REQUIRED TASK: Reply with only the number of lines that contain the string "населения".

# START OF GIVEN DATA

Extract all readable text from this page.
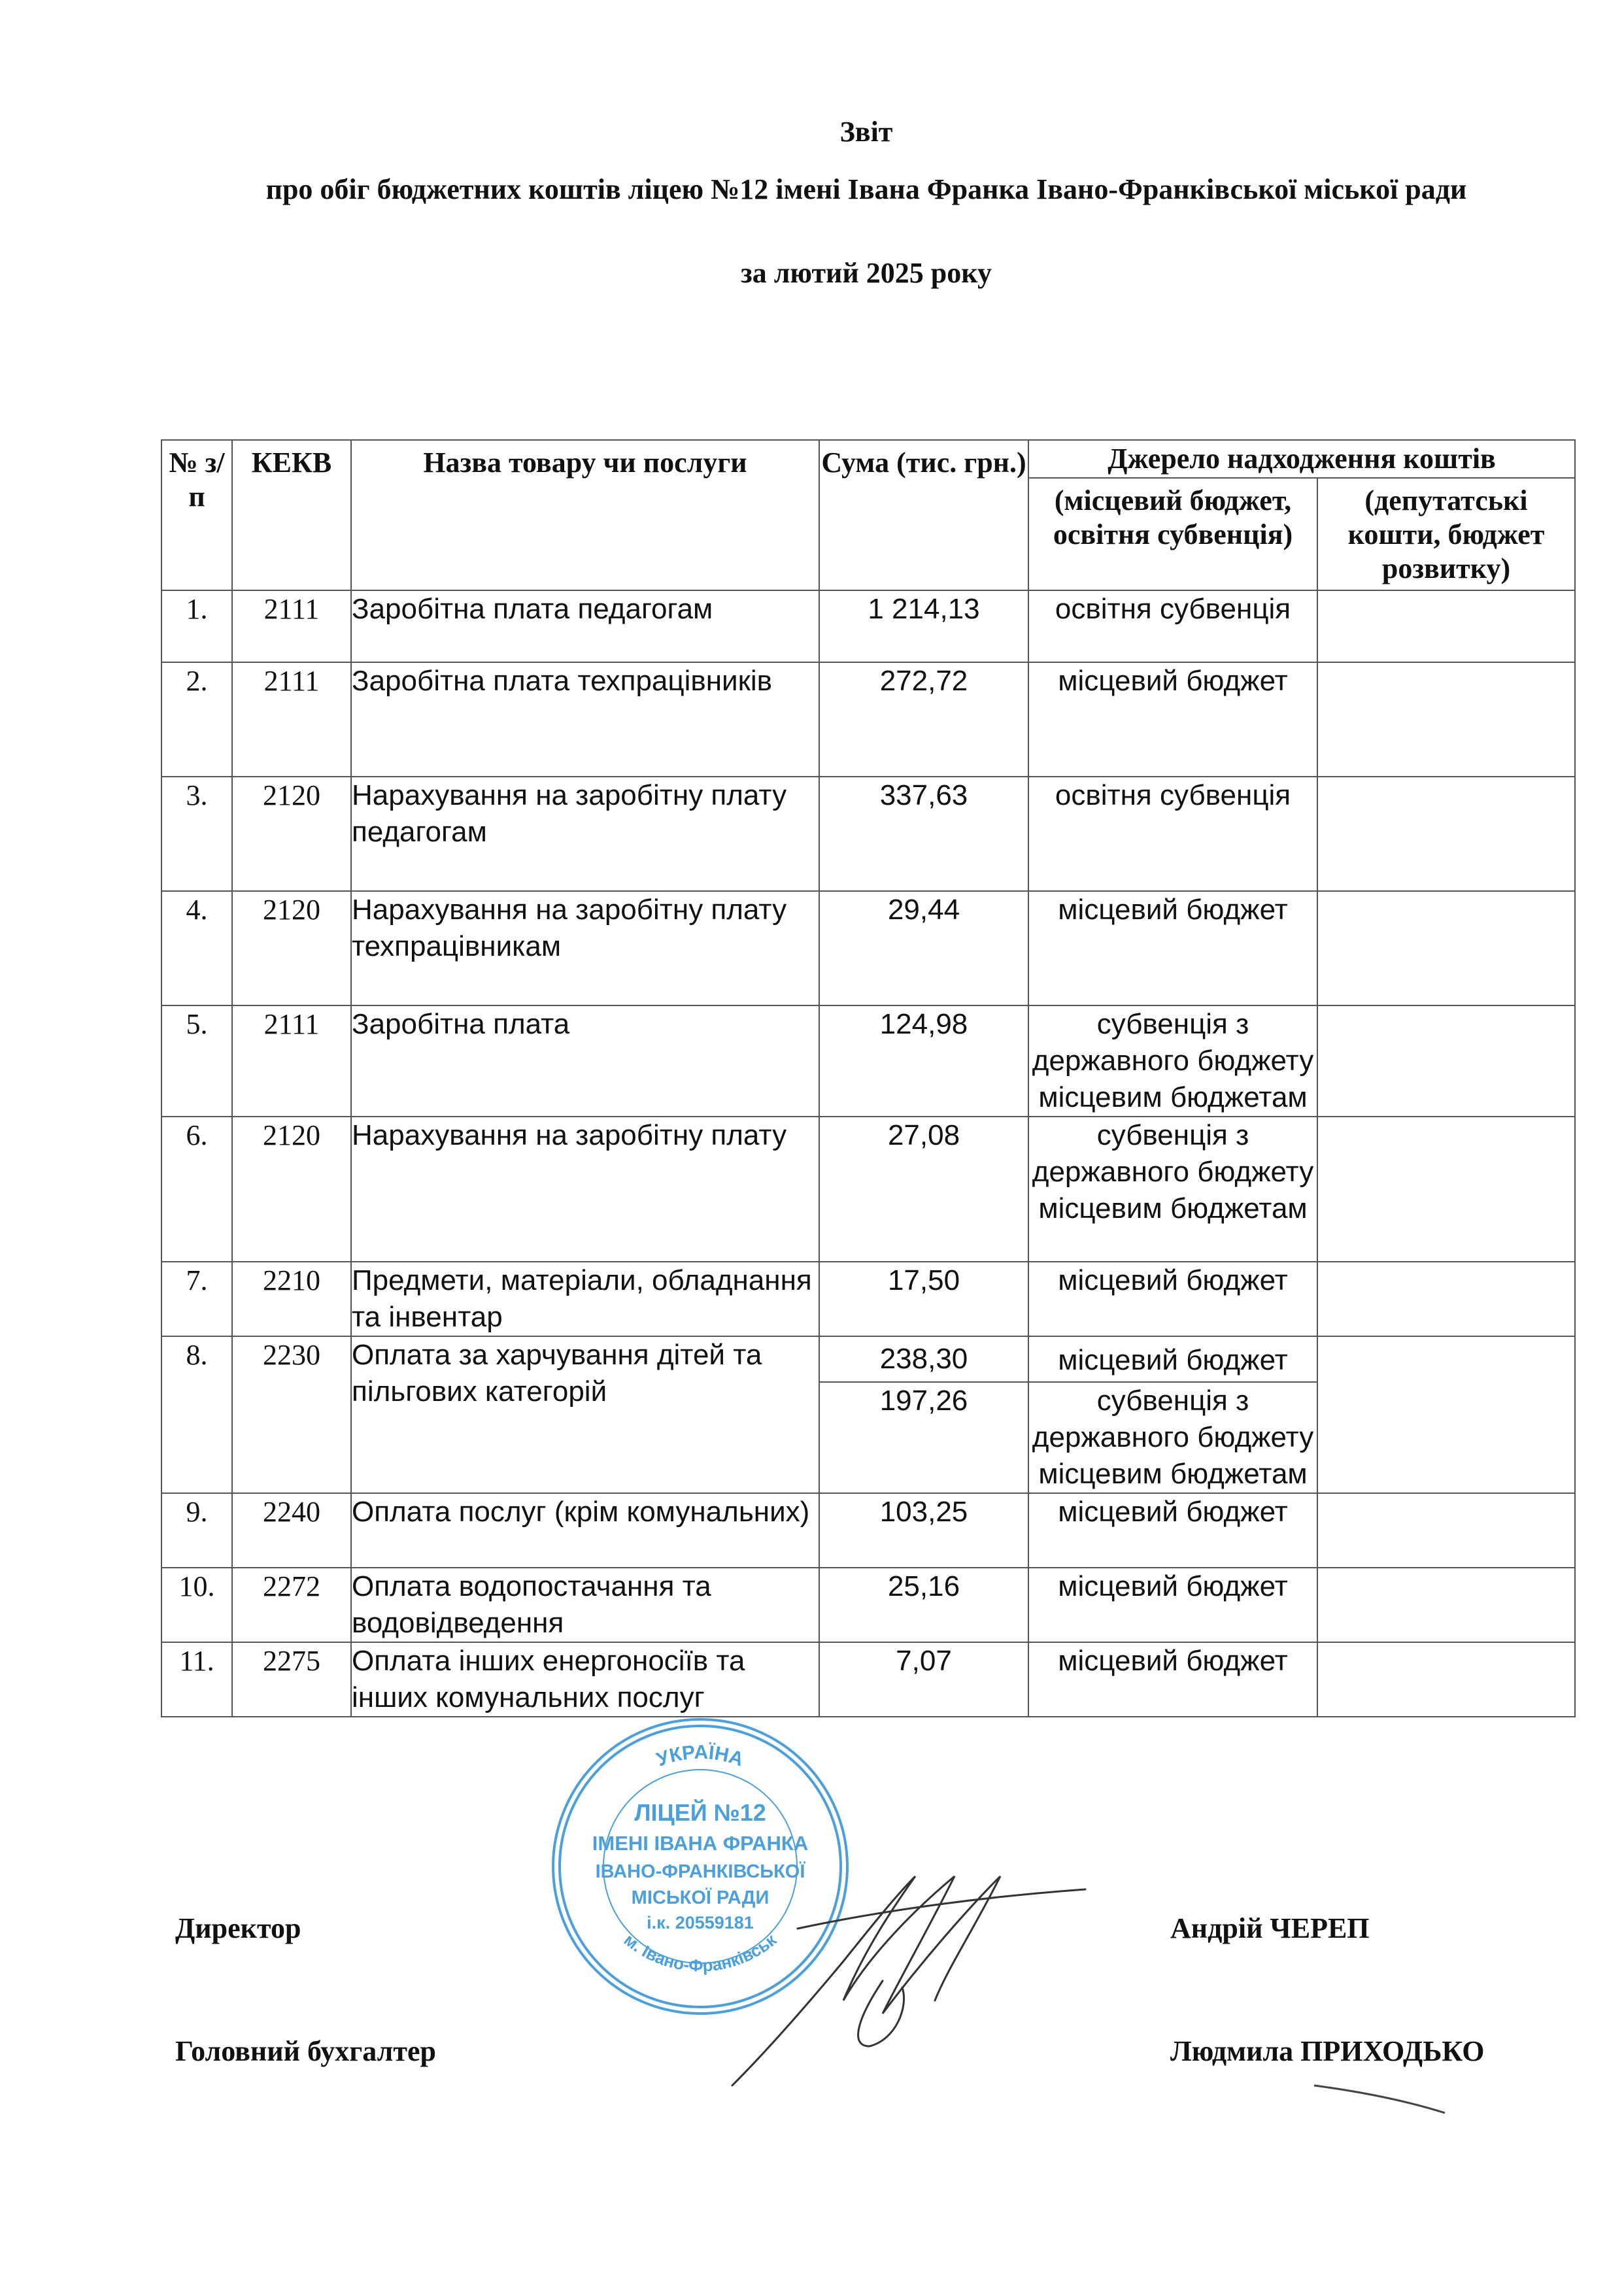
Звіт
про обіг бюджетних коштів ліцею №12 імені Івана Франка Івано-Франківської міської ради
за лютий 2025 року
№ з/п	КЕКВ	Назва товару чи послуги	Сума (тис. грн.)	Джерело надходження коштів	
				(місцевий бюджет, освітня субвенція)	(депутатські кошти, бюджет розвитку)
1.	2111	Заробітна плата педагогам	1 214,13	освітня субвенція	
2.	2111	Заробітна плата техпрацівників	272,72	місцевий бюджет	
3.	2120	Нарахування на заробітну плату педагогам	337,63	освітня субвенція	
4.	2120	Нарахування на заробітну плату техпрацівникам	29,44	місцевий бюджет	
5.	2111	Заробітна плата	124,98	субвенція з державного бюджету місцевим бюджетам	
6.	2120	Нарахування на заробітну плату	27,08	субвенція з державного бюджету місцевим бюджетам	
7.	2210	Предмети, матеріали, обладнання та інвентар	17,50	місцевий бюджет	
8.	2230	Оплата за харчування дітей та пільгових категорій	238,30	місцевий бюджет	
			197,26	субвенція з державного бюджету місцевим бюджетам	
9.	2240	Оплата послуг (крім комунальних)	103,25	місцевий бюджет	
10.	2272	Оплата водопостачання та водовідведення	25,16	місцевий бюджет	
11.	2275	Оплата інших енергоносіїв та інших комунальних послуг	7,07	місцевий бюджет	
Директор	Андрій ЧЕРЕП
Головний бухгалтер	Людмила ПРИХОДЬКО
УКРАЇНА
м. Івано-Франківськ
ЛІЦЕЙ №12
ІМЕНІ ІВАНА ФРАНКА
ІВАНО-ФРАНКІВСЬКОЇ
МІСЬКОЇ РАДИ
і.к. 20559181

# END OF GIVEN DATA
# START OF GIVEN DATA

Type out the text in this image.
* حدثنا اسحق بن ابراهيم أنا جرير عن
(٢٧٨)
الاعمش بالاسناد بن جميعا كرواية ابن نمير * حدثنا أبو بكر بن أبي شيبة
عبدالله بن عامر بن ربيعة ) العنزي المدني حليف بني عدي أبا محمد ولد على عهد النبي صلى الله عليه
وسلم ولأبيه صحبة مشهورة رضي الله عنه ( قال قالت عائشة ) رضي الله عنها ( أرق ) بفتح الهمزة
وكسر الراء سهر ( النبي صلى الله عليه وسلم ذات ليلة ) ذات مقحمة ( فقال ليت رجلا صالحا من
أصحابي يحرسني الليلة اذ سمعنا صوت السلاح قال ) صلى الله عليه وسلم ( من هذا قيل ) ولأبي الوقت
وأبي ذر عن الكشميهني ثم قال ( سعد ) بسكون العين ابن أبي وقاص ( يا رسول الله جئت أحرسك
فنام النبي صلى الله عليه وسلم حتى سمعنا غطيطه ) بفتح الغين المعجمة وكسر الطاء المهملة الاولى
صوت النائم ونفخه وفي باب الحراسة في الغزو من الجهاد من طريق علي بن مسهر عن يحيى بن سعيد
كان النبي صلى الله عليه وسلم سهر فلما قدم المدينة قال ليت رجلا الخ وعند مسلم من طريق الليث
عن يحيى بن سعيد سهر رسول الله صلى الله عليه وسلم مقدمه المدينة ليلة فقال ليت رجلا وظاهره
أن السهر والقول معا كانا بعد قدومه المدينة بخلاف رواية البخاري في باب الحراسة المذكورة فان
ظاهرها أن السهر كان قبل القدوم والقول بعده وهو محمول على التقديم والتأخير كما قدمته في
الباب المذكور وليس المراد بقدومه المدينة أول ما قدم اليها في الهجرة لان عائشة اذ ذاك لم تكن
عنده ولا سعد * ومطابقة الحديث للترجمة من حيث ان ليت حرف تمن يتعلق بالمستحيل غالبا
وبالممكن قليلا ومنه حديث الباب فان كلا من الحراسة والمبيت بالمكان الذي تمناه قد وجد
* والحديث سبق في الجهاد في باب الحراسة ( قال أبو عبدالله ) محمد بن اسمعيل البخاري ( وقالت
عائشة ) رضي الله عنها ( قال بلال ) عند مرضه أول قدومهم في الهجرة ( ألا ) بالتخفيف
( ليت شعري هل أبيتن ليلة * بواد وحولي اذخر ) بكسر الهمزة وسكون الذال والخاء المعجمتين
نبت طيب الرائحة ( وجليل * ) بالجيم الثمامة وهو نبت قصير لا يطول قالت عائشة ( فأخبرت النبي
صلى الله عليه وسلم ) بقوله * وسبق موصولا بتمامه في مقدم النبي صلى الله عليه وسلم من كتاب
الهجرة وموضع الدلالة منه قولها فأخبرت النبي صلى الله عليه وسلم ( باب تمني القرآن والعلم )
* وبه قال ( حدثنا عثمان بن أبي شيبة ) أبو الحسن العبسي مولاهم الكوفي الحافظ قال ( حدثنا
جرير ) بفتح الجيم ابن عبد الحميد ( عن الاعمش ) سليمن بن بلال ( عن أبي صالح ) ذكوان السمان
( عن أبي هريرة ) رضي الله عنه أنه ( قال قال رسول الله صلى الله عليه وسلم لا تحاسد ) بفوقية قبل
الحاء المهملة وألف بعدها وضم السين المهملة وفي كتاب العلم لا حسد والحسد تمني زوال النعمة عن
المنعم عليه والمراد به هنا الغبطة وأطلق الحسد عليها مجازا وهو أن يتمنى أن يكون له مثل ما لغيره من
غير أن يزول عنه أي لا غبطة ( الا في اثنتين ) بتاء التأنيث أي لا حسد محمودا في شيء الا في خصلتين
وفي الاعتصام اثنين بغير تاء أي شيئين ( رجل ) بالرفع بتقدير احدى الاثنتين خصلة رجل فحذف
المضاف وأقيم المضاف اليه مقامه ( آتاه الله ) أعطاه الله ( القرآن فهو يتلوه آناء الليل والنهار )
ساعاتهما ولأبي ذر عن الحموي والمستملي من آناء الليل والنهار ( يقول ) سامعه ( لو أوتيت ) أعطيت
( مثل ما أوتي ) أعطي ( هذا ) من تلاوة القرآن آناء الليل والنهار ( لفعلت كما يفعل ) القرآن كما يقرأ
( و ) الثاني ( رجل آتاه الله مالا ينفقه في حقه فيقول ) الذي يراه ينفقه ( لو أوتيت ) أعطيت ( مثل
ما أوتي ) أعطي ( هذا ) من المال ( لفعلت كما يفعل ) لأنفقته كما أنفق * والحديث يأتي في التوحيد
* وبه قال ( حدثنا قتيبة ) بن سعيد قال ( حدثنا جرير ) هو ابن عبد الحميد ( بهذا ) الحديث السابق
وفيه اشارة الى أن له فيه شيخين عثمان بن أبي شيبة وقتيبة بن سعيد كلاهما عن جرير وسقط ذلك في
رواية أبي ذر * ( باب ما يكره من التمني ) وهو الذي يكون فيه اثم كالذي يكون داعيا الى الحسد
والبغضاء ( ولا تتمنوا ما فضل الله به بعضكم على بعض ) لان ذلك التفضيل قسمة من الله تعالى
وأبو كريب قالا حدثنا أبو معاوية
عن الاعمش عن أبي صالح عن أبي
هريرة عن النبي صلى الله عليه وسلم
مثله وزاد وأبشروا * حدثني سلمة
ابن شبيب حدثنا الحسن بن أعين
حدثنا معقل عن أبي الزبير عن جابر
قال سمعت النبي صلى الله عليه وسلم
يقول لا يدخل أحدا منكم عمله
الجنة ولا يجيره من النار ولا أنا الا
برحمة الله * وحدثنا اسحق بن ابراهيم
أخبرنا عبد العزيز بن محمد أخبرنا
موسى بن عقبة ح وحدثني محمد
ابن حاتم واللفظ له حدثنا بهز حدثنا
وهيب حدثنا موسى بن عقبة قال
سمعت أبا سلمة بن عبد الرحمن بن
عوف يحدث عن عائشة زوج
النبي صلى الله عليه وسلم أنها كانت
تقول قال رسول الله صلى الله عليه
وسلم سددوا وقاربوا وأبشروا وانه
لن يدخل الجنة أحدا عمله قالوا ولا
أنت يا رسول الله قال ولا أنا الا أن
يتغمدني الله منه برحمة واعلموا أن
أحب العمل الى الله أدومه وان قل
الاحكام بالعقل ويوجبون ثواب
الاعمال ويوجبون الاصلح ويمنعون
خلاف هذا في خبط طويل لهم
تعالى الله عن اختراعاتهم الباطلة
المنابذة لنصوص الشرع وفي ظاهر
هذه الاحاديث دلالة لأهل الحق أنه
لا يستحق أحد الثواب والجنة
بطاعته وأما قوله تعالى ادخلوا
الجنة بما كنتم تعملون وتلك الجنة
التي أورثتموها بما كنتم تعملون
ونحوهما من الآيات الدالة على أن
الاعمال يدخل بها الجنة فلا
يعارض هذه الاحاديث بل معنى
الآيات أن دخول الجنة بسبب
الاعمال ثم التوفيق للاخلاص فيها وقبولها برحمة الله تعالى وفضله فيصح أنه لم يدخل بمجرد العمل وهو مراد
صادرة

# END OF GIVEN DATA
# START OF GIVEN DATA

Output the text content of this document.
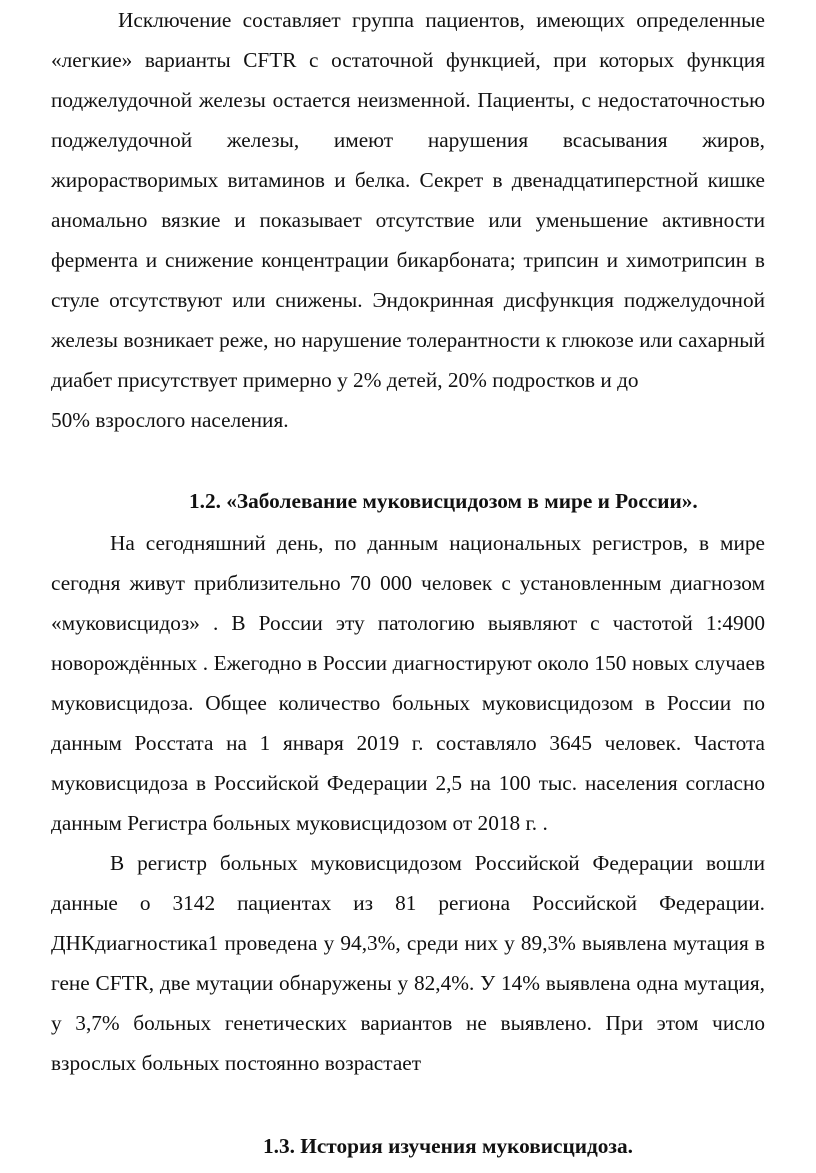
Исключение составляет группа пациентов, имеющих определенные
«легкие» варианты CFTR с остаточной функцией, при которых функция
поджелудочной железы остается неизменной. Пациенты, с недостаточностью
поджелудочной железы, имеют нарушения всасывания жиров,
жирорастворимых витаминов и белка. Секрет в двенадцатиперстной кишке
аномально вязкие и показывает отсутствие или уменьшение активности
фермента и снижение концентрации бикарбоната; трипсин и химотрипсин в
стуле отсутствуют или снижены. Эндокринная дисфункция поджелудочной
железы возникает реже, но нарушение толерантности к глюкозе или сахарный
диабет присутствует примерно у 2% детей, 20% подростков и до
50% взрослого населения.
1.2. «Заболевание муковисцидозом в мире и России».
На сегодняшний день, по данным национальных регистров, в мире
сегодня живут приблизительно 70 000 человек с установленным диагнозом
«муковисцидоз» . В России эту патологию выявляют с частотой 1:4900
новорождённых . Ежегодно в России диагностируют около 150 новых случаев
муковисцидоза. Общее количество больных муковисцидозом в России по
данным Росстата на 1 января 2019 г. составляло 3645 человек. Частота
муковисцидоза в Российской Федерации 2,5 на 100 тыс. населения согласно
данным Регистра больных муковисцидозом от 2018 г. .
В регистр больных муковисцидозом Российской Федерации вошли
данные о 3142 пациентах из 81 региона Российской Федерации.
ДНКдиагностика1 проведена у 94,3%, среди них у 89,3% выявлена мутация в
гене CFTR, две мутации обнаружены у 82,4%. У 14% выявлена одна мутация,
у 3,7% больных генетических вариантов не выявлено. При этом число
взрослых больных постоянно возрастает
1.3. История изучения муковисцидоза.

# END OF GIVEN DATA

WRITTEN REPLY: 2